Below are entries. Pull out all lines containing "name".

— START Dataset content —

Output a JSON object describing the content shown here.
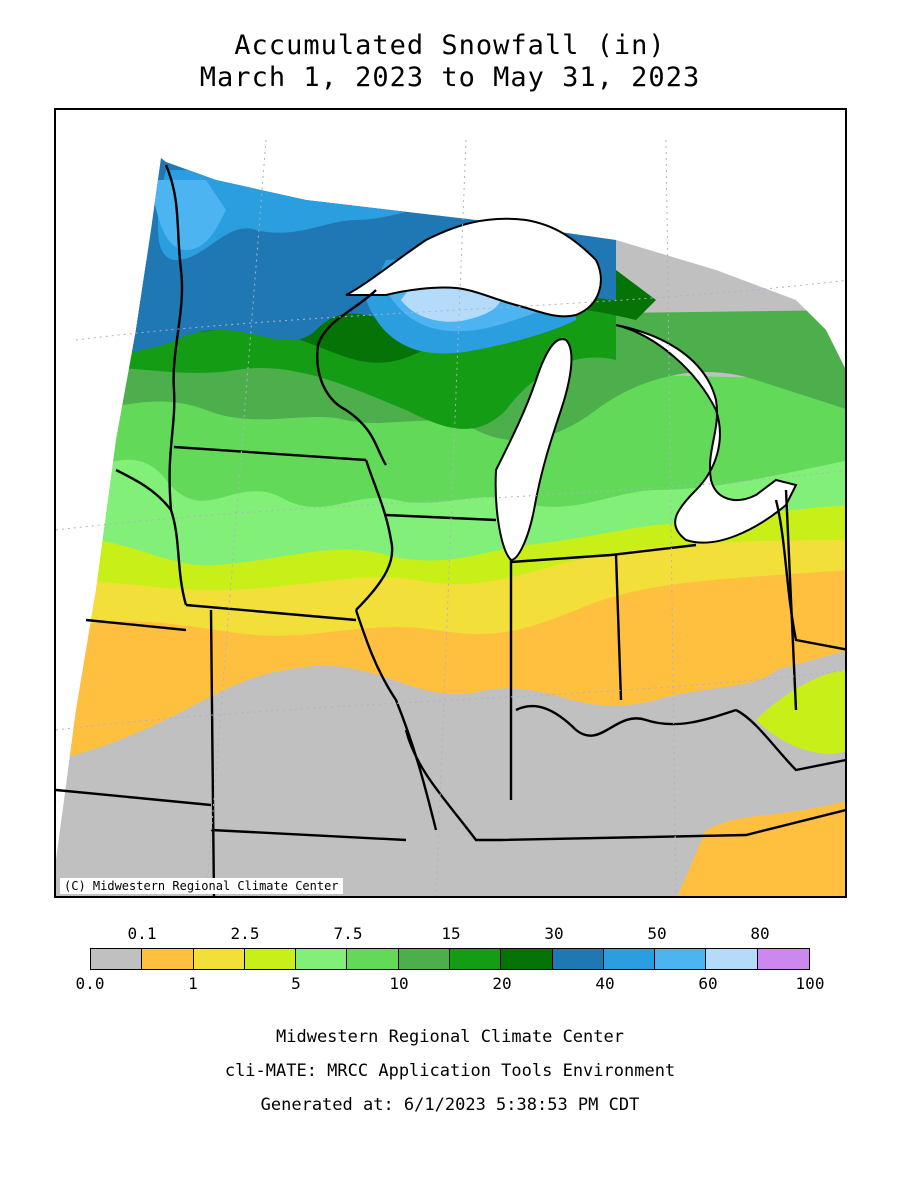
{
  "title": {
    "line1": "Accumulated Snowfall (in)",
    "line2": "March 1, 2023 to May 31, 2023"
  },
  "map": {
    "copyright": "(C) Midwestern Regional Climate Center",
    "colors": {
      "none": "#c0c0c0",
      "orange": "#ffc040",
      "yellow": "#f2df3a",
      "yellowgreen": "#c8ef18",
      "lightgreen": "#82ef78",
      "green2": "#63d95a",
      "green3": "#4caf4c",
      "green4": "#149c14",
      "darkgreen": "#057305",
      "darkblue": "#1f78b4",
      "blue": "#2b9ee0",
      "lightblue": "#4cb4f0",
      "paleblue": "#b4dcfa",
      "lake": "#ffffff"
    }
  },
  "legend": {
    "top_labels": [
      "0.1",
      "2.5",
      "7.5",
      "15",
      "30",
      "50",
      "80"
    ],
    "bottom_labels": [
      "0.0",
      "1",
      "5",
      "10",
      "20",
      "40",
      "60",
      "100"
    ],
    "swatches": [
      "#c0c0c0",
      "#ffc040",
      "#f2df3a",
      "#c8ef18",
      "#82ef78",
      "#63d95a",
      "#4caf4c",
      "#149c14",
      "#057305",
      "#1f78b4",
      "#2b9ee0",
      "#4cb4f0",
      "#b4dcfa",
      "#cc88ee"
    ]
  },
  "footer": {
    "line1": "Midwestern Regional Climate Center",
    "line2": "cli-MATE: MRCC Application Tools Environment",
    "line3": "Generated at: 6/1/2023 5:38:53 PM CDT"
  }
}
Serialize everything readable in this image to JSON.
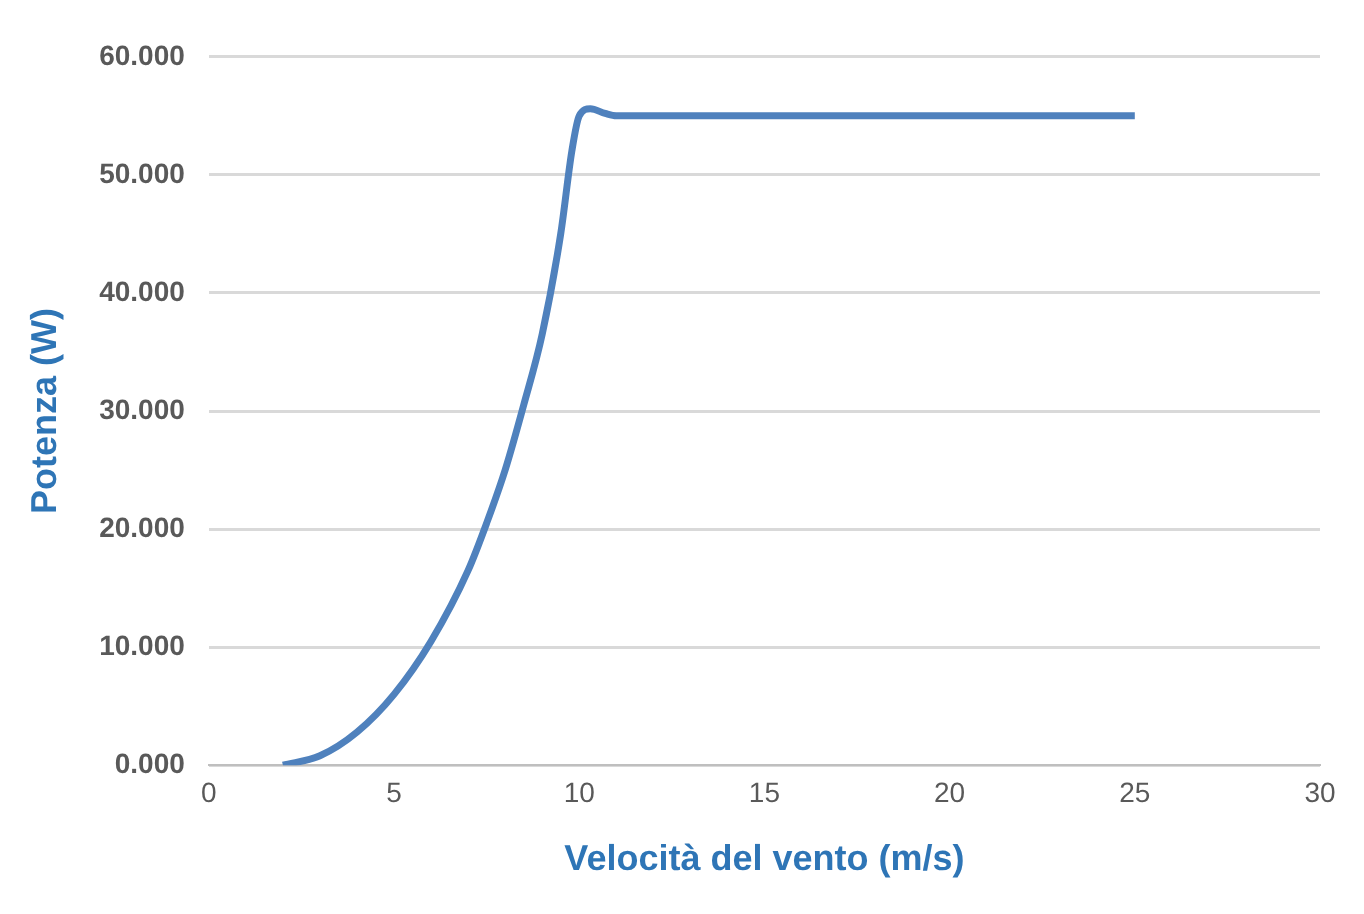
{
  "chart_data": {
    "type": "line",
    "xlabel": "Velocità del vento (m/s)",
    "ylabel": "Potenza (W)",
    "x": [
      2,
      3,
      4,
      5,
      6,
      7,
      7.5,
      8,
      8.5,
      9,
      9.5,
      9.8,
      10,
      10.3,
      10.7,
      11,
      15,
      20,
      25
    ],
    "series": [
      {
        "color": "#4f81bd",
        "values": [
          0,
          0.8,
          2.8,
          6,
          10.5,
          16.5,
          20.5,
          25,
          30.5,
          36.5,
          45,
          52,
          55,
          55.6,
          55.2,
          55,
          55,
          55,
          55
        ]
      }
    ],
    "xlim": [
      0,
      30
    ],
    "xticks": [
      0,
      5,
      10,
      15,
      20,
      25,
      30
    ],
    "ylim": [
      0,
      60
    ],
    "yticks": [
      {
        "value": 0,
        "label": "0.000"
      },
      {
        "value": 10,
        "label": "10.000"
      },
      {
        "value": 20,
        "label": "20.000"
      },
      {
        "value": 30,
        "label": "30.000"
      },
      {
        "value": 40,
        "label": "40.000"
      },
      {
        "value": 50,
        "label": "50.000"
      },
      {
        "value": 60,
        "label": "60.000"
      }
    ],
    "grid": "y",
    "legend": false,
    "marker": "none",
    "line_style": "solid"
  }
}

— END Dataset content —
— START Dataset content —

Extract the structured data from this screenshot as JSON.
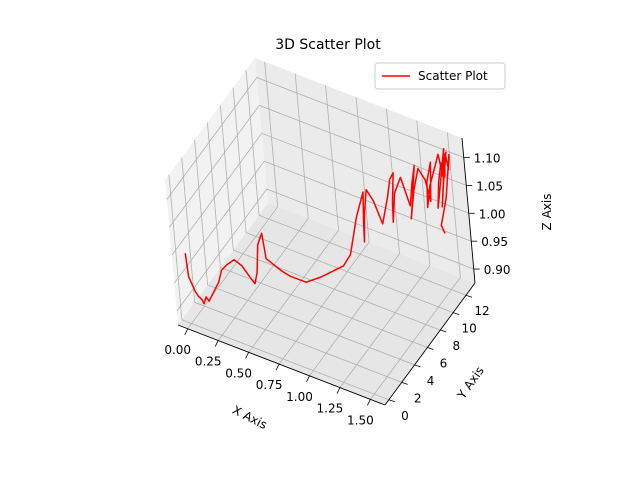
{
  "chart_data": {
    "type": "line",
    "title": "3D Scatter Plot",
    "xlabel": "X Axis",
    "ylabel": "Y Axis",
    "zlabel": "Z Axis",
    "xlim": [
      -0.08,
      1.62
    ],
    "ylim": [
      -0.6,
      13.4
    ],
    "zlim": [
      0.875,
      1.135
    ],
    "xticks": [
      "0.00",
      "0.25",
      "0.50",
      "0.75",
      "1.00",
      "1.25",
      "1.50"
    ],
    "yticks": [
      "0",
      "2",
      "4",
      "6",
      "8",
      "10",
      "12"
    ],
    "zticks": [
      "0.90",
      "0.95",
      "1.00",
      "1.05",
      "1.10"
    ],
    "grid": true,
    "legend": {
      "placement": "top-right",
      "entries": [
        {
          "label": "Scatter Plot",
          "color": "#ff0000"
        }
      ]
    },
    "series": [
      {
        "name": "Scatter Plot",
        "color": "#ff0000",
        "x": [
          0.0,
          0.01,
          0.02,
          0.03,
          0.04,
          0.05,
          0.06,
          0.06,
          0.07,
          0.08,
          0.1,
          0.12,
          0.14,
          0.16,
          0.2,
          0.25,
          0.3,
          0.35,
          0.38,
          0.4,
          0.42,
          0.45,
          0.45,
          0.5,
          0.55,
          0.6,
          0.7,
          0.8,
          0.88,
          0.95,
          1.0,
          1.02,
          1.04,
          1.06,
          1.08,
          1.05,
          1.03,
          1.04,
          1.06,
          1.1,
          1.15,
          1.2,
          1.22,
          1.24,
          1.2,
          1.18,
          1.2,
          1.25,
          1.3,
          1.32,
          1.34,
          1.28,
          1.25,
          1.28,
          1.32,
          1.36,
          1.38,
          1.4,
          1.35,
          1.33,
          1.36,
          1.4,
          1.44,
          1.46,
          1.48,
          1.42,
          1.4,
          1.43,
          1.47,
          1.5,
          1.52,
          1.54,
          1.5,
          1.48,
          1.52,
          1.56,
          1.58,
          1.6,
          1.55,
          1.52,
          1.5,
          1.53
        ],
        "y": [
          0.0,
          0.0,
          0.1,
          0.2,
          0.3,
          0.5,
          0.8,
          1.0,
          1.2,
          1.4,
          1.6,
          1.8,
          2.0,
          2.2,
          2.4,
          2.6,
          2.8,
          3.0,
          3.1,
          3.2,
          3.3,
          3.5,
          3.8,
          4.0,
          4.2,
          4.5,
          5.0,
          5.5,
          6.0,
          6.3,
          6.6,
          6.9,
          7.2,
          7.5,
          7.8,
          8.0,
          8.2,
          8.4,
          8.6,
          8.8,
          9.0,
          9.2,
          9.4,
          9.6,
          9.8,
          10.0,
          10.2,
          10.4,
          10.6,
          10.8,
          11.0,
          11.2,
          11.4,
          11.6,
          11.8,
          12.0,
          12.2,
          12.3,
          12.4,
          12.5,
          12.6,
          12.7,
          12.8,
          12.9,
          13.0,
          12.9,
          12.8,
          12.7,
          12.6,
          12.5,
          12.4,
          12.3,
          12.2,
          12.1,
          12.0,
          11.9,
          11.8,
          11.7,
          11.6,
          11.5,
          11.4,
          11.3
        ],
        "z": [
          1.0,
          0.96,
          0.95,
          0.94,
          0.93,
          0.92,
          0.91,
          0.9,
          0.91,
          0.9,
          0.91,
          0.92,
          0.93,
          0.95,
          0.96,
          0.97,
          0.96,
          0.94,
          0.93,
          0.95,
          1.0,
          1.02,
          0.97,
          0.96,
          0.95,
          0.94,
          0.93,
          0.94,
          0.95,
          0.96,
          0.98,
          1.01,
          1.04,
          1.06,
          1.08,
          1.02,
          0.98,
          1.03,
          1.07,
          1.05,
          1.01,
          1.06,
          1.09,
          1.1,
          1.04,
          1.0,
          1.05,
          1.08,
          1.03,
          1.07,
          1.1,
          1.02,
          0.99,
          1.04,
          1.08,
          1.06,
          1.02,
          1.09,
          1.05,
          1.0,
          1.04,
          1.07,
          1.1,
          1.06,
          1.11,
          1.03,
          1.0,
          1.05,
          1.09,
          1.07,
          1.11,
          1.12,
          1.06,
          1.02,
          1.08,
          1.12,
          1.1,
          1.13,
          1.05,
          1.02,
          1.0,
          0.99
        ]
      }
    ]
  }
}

— END Dataset content —
— START Dataset content —

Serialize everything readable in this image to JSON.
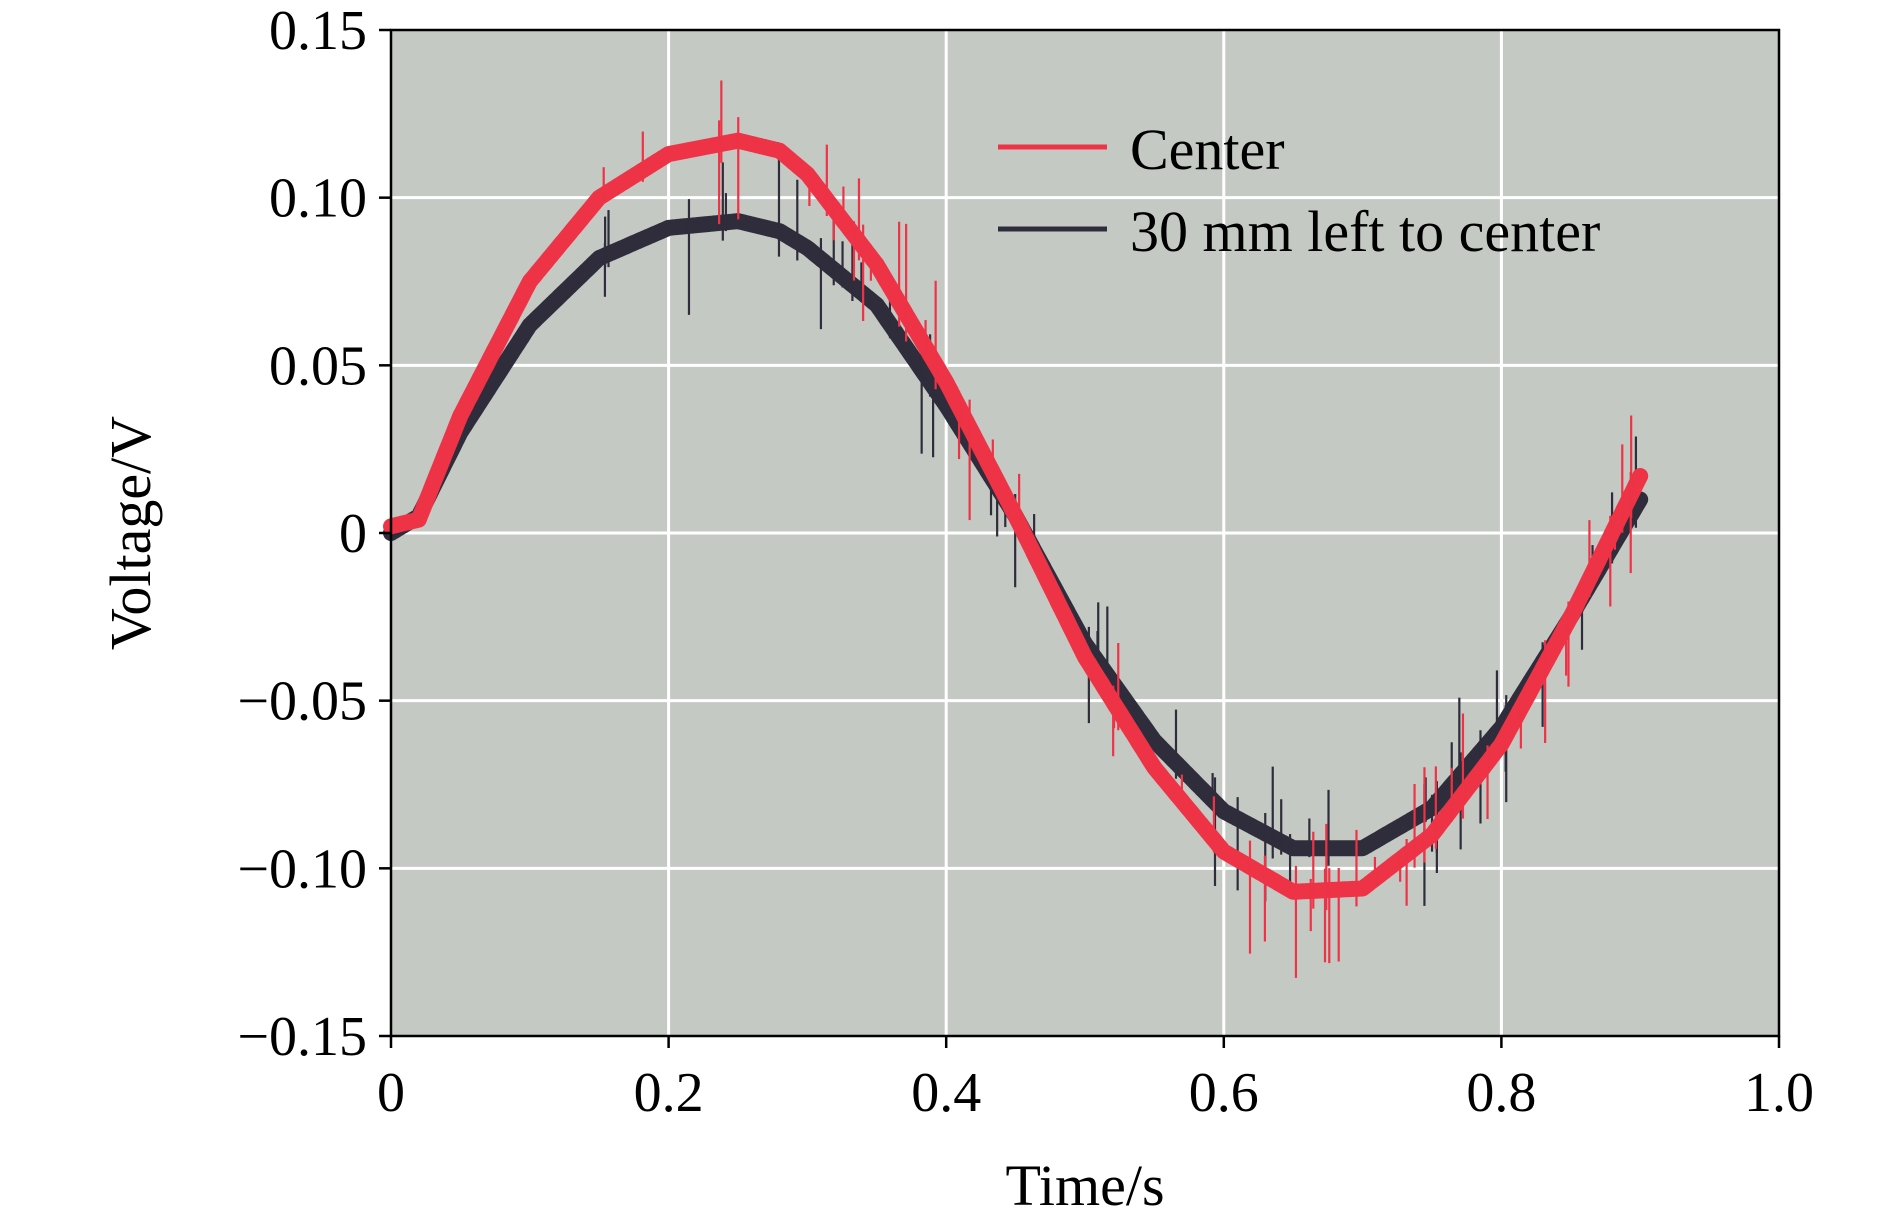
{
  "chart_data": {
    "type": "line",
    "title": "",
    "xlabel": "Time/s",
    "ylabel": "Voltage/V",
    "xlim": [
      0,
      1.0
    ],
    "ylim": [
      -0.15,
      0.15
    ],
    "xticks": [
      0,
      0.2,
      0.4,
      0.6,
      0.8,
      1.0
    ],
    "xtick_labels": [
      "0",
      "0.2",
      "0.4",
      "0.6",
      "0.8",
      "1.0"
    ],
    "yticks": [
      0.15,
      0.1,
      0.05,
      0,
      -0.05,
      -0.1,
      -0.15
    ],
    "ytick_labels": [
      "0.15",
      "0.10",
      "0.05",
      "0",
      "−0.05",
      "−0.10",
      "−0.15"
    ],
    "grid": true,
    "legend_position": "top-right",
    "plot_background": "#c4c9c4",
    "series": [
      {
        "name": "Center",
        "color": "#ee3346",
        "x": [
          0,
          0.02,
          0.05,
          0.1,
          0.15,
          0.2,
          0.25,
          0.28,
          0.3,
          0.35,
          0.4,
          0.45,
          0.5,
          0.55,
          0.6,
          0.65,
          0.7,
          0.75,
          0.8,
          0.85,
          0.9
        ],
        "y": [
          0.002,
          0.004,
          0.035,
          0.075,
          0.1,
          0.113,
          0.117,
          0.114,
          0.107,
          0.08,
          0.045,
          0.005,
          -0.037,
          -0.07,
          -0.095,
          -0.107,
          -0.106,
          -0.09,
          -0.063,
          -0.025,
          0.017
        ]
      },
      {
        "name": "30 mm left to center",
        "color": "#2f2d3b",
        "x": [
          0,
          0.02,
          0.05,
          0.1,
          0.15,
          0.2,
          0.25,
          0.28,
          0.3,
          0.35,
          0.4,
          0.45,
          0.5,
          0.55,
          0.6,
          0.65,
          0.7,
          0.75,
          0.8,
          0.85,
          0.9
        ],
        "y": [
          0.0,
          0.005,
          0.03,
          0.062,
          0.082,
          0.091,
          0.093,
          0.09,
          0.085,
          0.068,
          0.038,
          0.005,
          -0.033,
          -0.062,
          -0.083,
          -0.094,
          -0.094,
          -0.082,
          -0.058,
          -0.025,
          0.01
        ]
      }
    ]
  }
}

— END Dataset content —

**Solution for this task:**
        "name": "Scatter Plot",
        "name": "Center",
        "name": "30 mm left to center",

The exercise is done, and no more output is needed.